School of Law and Politics

Overview

Professor Thomas Glyn Watkin studied Law at Pembroke College, Oxford, where he was Oades and Stafford Scholar (1971-1974). He was called to the bar by the Middle Temple in 1976 and is an ordained priest within the Church in Wales.

He taught at Cardiff Law School from 1975 until 2004, where he was responsible for introducing the LLB degree in Law and Welsh as well as other Law and Languages programmes at both undergraduate and postgraduate level. He was also Legal Assistant to the Governing Body of the Church in Wales from 1981 until 1998, with responsibility for drafting bilingual bills and amendments to the Church's constitution. He was then appointed foundation Professor of Law at Bangor University where he set up the School of Law.

In April 2007, he became First Welsh Legislative Counsel, the legal officer principally responsible for drafting the legislative programme of the Welsh Assembly Government under the new powers conferred upon the National Assembly of Wales by the Government of Wales Act 2006. He retired from this post in 2010 and is an Honorary Professor at Bangor University as well as Cardiff Law School.
---
**Written task 1**
List every academic institution named in the biography of Thomas Glyn Watkin.
**Written task 2**
Write the next part of the biography of Thomas Glyn Watkin, picking up after its final sentence.

**Entries**
---
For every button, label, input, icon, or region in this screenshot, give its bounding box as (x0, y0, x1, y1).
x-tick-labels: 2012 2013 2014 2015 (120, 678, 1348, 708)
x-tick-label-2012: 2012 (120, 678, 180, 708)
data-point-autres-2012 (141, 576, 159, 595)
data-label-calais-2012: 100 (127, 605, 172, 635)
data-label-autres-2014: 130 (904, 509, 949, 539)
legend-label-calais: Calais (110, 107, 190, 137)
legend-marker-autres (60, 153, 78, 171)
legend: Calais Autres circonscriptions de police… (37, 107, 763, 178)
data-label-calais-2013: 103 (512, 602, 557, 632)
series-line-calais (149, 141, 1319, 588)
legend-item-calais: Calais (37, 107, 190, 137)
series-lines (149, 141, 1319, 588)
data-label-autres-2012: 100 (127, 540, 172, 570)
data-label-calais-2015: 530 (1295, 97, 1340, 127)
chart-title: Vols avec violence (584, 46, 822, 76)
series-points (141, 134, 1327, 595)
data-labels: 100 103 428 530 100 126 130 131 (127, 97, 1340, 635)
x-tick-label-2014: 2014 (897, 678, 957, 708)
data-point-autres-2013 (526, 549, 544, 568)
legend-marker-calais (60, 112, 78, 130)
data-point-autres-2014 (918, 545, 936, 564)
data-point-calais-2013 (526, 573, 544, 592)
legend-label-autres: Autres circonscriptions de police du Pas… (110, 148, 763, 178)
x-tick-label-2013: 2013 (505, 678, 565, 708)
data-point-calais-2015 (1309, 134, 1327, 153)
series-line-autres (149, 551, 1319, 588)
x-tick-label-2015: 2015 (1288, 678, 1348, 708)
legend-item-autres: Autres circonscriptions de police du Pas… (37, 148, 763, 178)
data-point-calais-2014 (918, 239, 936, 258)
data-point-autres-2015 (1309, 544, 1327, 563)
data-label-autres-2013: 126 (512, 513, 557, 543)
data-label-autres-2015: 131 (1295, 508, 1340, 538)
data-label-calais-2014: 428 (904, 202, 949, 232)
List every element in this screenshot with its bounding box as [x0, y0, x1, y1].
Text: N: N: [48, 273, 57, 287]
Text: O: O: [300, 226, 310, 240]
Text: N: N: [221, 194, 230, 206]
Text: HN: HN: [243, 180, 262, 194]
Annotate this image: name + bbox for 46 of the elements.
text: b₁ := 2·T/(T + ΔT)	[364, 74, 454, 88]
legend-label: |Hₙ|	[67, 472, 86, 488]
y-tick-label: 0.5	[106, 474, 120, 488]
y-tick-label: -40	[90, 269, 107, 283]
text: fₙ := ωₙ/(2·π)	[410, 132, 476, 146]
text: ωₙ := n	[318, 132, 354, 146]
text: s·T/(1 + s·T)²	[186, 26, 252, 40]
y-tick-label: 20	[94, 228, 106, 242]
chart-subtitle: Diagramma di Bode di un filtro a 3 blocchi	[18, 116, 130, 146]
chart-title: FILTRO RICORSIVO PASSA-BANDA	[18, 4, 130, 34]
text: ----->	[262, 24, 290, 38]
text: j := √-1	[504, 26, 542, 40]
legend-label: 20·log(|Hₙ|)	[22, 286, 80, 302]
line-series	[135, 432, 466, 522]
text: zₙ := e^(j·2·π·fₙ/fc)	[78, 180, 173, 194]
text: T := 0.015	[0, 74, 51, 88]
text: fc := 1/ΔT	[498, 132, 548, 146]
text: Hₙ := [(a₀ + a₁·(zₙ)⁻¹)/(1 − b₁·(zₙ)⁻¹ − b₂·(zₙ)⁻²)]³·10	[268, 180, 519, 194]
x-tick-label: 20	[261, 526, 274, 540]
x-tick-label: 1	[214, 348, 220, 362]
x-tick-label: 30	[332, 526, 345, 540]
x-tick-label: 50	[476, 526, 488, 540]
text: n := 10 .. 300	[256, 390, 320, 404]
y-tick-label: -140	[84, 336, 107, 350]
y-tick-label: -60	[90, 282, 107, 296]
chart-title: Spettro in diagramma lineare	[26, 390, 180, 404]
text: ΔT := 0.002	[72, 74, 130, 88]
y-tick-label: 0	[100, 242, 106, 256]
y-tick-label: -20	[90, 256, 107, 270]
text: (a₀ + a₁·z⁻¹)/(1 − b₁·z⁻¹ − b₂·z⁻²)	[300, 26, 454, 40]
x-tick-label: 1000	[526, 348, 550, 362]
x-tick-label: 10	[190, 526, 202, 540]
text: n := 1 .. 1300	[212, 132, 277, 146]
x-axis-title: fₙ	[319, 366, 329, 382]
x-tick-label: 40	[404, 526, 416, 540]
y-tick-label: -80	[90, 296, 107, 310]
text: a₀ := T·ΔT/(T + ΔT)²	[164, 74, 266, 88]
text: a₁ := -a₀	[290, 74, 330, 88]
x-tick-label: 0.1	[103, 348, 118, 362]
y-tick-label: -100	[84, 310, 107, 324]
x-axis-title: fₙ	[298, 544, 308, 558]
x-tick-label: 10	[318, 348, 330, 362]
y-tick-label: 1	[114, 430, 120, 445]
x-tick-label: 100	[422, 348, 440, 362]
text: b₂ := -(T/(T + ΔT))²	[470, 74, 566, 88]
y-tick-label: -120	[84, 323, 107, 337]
---
**Final result 1**
Pembroke College, Oxford; Cardiff Law School; Bangor University

**Final result 2**
Professor Watkin's principal research interests are in the history of law in England, Wales and Europe, including the history of Roman law. His book, The Legal History of Wales, published by the University of Wales Press in 2007, is the first comprehensive history of law in Wales from the Roman invasion to devolution. He is a member of the Council of the Selden Society, the Academy of Private Lawyers of Milan and Pavia, the Stair Society, the Irish Legal History Society and the American Society of Legal History. He is a founder member of the Welsh Legal History Society and is its secretary and treasurer.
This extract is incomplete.